Excerpted records:
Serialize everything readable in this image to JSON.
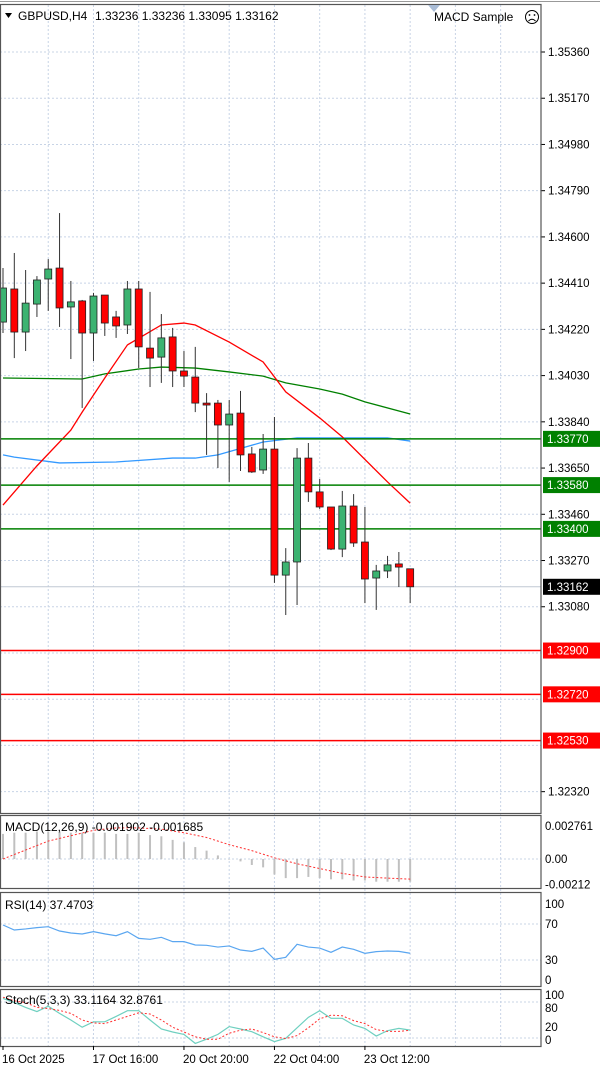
{
  "header": {
    "symbol_label": "GBPUSD,H4",
    "ohlc_label": "1.33236 1.33236 1.33095 1.33162",
    "expert_label": "MACD Sample",
    "expert_icon": "sad-face-icon",
    "menu_icon": "triangle-down-icon"
  },
  "colors": {
    "bull": "#3cb371",
    "bear": "#ff0000",
    "support_line": "#008000",
    "resistance_line": "#ff0000",
    "ma_fast": "#ff0000",
    "ma_slow": "#008000",
    "ma_blue": "#3399ff",
    "grid": "#c8d4e6",
    "macd_hist": "#c0c0c0",
    "rsi": "#5aa6f0",
    "stoch_main": "#6fd0c0",
    "stoch_signal": "#ff3030"
  },
  "chart_data": [
    {
      "type": "candlestick",
      "title": "GBPUSD,H4",
      "price_ticks": [
        "1.35360",
        "1.35170",
        "1.34980",
        "1.34790",
        "1.34600",
        "1.34410",
        "1.34220",
        "1.34030",
        "1.33840",
        "1.33650",
        "1.33460",
        "1.33270",
        "1.33080",
        "1.32320"
      ],
      "hidden_grid_ticks": [
        1.3289,
        1.327,
        1.3251
      ],
      "ylim": [
        1.3221,
        1.3545
      ],
      "grid": true,
      "date_labels": [
        {
          "bar": 0,
          "text": "16 Oct 2025"
        },
        {
          "bar": 8,
          "text": "17 Oct 16:00"
        },
        {
          "bar": 16,
          "text": "20 Oct 20:00"
        },
        {
          "bar": 24,
          "text": "22 Oct 04:00"
        },
        {
          "bar": 32,
          "text": "23 Oct 12:00"
        }
      ],
      "candles_ohlc": [
        [
          1.3425,
          1.34472,
          1.34205,
          1.3439
        ],
        [
          1.34386,
          1.34534,
          1.34102,
          1.34209
        ],
        [
          1.34209,
          1.34464,
          1.34131,
          1.34328
        ],
        [
          1.34324,
          1.34439,
          1.34271,
          1.34423
        ],
        [
          1.34427,
          1.34509,
          1.34296,
          1.34468
        ],
        [
          1.34472,
          1.34698,
          1.3423,
          1.34308
        ],
        [
          1.34312,
          1.34419,
          1.34098,
          1.34333
        ],
        [
          1.34337,
          1.34341,
          1.33897,
          1.34205
        ],
        [
          1.34205,
          1.3437,
          1.3409,
          1.34357
        ],
        [
          1.34361,
          1.34361,
          1.34193,
          1.34246
        ],
        [
          1.34271,
          1.34296,
          1.34185,
          1.34234
        ],
        [
          1.34238,
          1.34419,
          1.34201,
          1.34386
        ],
        [
          1.34386,
          1.34419,
          1.34061,
          1.34148
        ],
        [
          1.34143,
          1.34374,
          1.33983,
          1.34102
        ],
        [
          1.34106,
          1.34283,
          1.34,
          1.34185
        ],
        [
          1.34189,
          1.34226,
          1.33983,
          1.34049
        ],
        [
          1.34049,
          1.34131,
          1.33983,
          1.34028
        ],
        [
          1.34024,
          1.34148,
          1.3388,
          1.33917
        ],
        [
          1.33917,
          1.33958,
          1.33704,
          1.33909
        ],
        [
          1.33917,
          1.3393,
          1.3365,
          1.33827
        ],
        [
          1.33827,
          1.3393,
          1.33593,
          1.33872
        ],
        [
          1.33876,
          1.33967,
          1.33638,
          1.33704
        ],
        [
          1.33708,
          1.33737,
          1.3363,
          1.33634
        ],
        [
          1.33642,
          1.3379,
          1.33626,
          1.33728
        ],
        [
          1.33728,
          1.3386,
          1.33178,
          1.3321
        ],
        [
          1.3321,
          1.33321,
          1.33046,
          1.33264
        ],
        [
          1.33264,
          1.33732,
          1.33087,
          1.33691
        ],
        [
          1.33691,
          1.33753,
          1.33511,
          1.33552
        ],
        [
          1.33552,
          1.33605,
          1.33482,
          1.3349
        ],
        [
          1.3349,
          1.3349,
          1.33313,
          1.33317
        ],
        [
          1.33317,
          1.33556,
          1.33284,
          1.33494
        ],
        [
          1.33494,
          1.33543,
          1.33326,
          1.33342
        ],
        [
          1.33346,
          1.3349,
          1.33095,
          1.33194
        ],
        [
          1.33198,
          1.33252,
          1.33067,
          1.33227
        ],
        [
          1.33227,
          1.33289,
          1.33198,
          1.33252
        ],
        [
          1.33256,
          1.33305,
          1.33161,
          1.33243
        ],
        [
          1.33236,
          1.33236,
          1.33095,
          1.33162
        ]
      ],
      "ma_red": [
        [
          0,
          1.33498
        ],
        [
          3,
          1.33659
        ],
        [
          6,
          1.33806
        ],
        [
          7,
          1.3388
        ],
        [
          9,
          1.3402
        ],
        [
          11,
          1.34156
        ],
        [
          14,
          1.34238
        ],
        [
          16,
          1.34246
        ],
        [
          17,
          1.34238
        ],
        [
          20,
          1.34168
        ],
        [
          23,
          1.34086
        ],
        [
          25,
          1.33963
        ],
        [
          28,
          1.33856
        ],
        [
          30,
          1.33778
        ],
        [
          34,
          1.33593
        ],
        [
          36,
          1.33506
        ]
      ],
      "ma_green": [
        [
          0,
          1.3402
        ],
        [
          7,
          1.34016
        ],
        [
          9,
          1.34037
        ],
        [
          12,
          1.34057
        ],
        [
          14,
          1.34065
        ],
        [
          17,
          1.34061
        ],
        [
          20,
          1.34045
        ],
        [
          23,
          1.34028
        ],
        [
          25,
          1.34
        ],
        [
          28,
          1.33975
        ],
        [
          30,
          1.33954
        ],
        [
          32,
          1.33922
        ],
        [
          36,
          1.33872
        ]
      ],
      "ma_blue": [
        [
          0,
          1.33704
        ],
        [
          1,
          1.33695
        ],
        [
          5,
          1.33671
        ],
        [
          10,
          1.33675
        ],
        [
          15,
          1.33691
        ],
        [
          17,
          1.33691
        ],
        [
          19,
          1.33704
        ],
        [
          23,
          1.33757
        ],
        [
          26,
          1.33774
        ],
        [
          34,
          1.33774
        ],
        [
          36,
          1.33761
        ]
      ],
      "support_lines": [
        "1.33770",
        "1.33580",
        "1.33400"
      ],
      "resistance_lines": [
        "1.32900",
        "1.32720",
        "1.32530"
      ],
      "current_price": "1.33162"
    },
    {
      "type": "bar+line",
      "title": "MACD(12,26,9) -0.001902 -0.001685",
      "axis_labels": [
        "0.002761",
        "0.00",
        "-0.00212"
      ],
      "ylim": [
        -0.00212,
        0.002761
      ],
      "histogram": [
        0.0021,
        0.0022,
        0.0022,
        0.0023,
        0.0023,
        0.0023,
        0.0022,
        0.0022,
        0.0022,
        0.0022,
        0.0021,
        0.0021,
        0.0022,
        0.002,
        0.0019,
        0.0016,
        0.0014,
        0.001,
        0.0007,
        0.0003,
        0.0,
        -0.0002,
        -0.0005,
        -0.0007,
        -0.0013,
        -0.0016,
        -0.0016,
        -0.0015,
        -0.0016,
        -0.0017,
        -0.0017,
        -0.0018,
        -0.0018,
        -0.0019,
        -0.0019,
        -0.0019,
        -0.001902
      ],
      "signal": [
        [
          0,
          0.0
        ],
        [
          4,
          0.0015
        ],
        [
          8,
          0.0024
        ],
        [
          10,
          0.0026
        ],
        [
          12,
          0.0026
        ],
        [
          14,
          0.0025
        ],
        [
          16,
          0.0022
        ],
        [
          18,
          0.0018
        ],
        [
          20,
          0.0012
        ],
        [
          22,
          0.0007
        ],
        [
          24,
          0.0001
        ],
        [
          26,
          -0.0004
        ],
        [
          28,
          -0.0008
        ],
        [
          30,
          -0.0012
        ],
        [
          32,
          -0.0015
        ],
        [
          34,
          -0.0016
        ],
        [
          36,
          -0.001685
        ]
      ]
    },
    {
      "type": "line",
      "title": "RSI(14) 37.4703",
      "axis_labels": [
        "100",
        "70",
        "30",
        "0"
      ],
      "levels": [
        70,
        30
      ],
      "ylim": [
        0,
        100
      ],
      "values": [
        68.9,
        63.3,
        64.5,
        66,
        67,
        62.2,
        60,
        58.9,
        61.5,
        59,
        57,
        61.5,
        54,
        53,
        55.2,
        50.4,
        50.4,
        46.7,
        46.3,
        44.4,
        45.6,
        41.1,
        39.6,
        43.3,
        30.7,
        33,
        47.4,
        44.4,
        43.3,
        38.5,
        44.4,
        41.9,
        37.4,
        39.3,
        40,
        39.6,
        37.4703
      ]
    },
    {
      "type": "line",
      "title": "Stoch(5,3,3) 33.1164 32.8761",
      "axis_labels": [
        "100",
        "80",
        "20",
        "0"
      ],
      "levels": [
        80,
        20
      ],
      "main": [
        86,
        79,
        71,
        64,
        73,
        61,
        50,
        38,
        47,
        47,
        56,
        65.5,
        65.5,
        50,
        35,
        30,
        26,
        11,
        18,
        26,
        39,
        35,
        30.5,
        22,
        14,
        19.5,
        37,
        54.5,
        65.5,
        52.8,
        52.8,
        41.7,
        36,
        23.3,
        32.2,
        36,
        33.1164
      ],
      "signal": [
        88,
        82,
        79,
        71,
        69,
        66,
        61,
        50,
        45,
        44,
        50,
        56,
        62,
        60,
        50,
        38,
        30,
        22,
        18,
        18,
        28,
        33,
        35,
        29,
        22,
        19,
        24,
        37,
        52,
        58,
        57,
        49,
        44,
        34,
        31,
        31,
        32.8761
      ]
    }
  ]
}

Given task:
Among the lines of the data above, count those holding "GBPUSD" and state only the number.

Exercise response:
2